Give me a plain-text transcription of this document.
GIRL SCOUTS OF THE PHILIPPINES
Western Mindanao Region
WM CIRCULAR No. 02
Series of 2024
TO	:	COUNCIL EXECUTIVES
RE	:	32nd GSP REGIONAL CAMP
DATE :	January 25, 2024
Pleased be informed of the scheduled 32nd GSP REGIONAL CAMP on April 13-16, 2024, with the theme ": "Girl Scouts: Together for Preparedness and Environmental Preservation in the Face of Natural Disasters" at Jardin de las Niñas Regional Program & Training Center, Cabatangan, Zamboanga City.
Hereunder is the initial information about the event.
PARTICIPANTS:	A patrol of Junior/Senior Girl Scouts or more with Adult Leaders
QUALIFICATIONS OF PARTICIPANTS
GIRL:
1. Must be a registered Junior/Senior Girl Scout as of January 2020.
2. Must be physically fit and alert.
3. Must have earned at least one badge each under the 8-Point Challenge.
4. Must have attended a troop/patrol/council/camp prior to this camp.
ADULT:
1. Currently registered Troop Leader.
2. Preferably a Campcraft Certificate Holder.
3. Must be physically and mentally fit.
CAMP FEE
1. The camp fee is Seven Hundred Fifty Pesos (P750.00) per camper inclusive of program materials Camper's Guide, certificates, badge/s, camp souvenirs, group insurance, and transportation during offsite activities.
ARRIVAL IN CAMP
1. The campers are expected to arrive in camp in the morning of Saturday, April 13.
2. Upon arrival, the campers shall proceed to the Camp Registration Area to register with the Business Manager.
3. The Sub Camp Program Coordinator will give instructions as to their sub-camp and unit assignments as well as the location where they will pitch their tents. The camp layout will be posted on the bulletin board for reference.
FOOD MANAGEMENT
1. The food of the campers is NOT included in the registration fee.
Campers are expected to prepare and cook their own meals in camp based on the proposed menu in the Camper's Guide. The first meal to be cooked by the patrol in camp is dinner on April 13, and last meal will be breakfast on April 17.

====

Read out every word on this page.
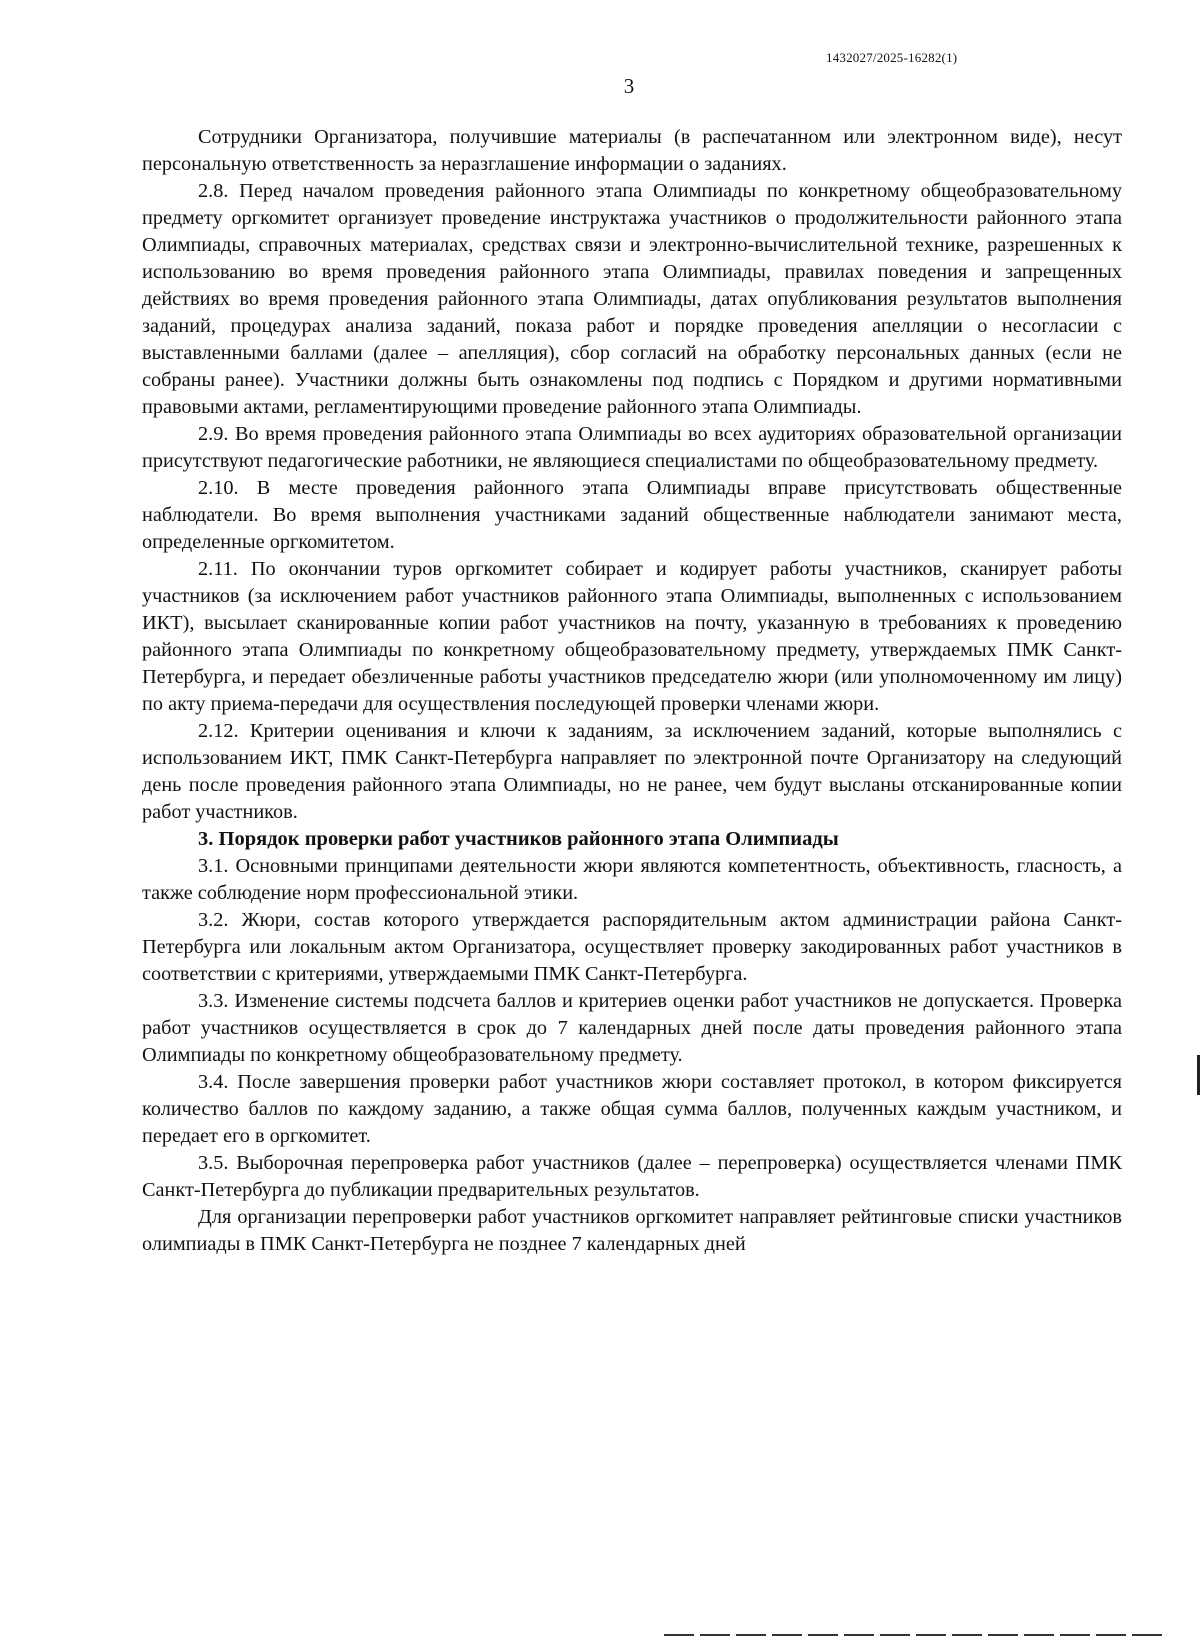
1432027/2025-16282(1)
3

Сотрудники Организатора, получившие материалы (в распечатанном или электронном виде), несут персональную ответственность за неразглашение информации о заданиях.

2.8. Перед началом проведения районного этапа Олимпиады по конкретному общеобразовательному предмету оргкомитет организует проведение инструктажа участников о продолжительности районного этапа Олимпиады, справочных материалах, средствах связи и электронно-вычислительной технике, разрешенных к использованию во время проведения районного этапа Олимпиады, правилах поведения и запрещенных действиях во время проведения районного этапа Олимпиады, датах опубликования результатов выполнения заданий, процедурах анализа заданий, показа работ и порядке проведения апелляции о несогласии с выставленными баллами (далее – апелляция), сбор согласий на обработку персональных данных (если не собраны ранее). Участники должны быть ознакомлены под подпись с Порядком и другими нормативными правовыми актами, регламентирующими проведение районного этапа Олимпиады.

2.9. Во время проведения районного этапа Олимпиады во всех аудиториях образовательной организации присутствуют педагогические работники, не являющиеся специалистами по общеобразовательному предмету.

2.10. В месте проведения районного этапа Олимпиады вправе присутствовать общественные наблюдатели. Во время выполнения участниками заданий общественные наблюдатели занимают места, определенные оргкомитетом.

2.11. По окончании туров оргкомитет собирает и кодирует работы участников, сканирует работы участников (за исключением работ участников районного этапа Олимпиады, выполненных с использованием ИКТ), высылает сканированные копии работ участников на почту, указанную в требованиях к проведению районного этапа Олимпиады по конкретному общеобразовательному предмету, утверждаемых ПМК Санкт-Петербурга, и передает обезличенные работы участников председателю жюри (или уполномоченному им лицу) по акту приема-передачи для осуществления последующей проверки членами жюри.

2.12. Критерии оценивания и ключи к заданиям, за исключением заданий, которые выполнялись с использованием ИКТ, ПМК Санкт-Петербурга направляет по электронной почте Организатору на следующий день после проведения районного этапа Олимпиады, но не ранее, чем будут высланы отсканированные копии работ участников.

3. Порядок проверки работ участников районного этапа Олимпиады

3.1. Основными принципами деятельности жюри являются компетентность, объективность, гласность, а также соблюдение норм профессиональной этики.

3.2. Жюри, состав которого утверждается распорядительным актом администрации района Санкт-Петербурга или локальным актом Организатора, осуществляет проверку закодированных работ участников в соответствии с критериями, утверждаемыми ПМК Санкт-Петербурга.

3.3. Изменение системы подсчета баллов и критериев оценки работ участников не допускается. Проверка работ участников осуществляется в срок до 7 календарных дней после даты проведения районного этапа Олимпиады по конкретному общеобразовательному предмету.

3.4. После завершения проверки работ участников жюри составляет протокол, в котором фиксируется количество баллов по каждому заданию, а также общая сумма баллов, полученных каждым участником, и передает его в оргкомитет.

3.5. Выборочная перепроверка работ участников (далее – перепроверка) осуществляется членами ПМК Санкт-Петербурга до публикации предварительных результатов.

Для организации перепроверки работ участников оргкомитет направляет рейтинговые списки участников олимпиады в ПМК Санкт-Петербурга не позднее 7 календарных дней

====

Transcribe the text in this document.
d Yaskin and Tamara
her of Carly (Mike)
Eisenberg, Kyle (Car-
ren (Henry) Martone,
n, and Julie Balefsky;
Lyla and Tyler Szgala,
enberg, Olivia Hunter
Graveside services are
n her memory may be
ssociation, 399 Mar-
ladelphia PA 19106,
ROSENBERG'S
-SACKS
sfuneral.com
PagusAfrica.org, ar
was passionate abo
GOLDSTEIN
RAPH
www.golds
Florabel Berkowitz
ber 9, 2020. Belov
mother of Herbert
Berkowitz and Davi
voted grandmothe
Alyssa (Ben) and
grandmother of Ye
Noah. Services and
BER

====

> **Given instruction**
Show the lines where the word "April" appears in the entries.

> **Exercise result**
Pleased be informed of the scheduled 32nd GSP REGIONAL CAMP on April 13-16, 2024, with the theme ": "Girl Scouts: Together for Preparedness and Environmental Preservation in the Face of Natural Disasters" at Jardin de las Niñas Regional Program & Training Center, Cabatangan, Zamboanga City.
1. The campers are expected to arrive in camp in the morning of Saturday, April 13.
Campers are expected to prepare and cook their own meals in camp based on the proposed menu in the Camper's Guide. The first meal to be cooked by the patrol in camp is dinner on April 13, and last meal will be breakfast on April 17.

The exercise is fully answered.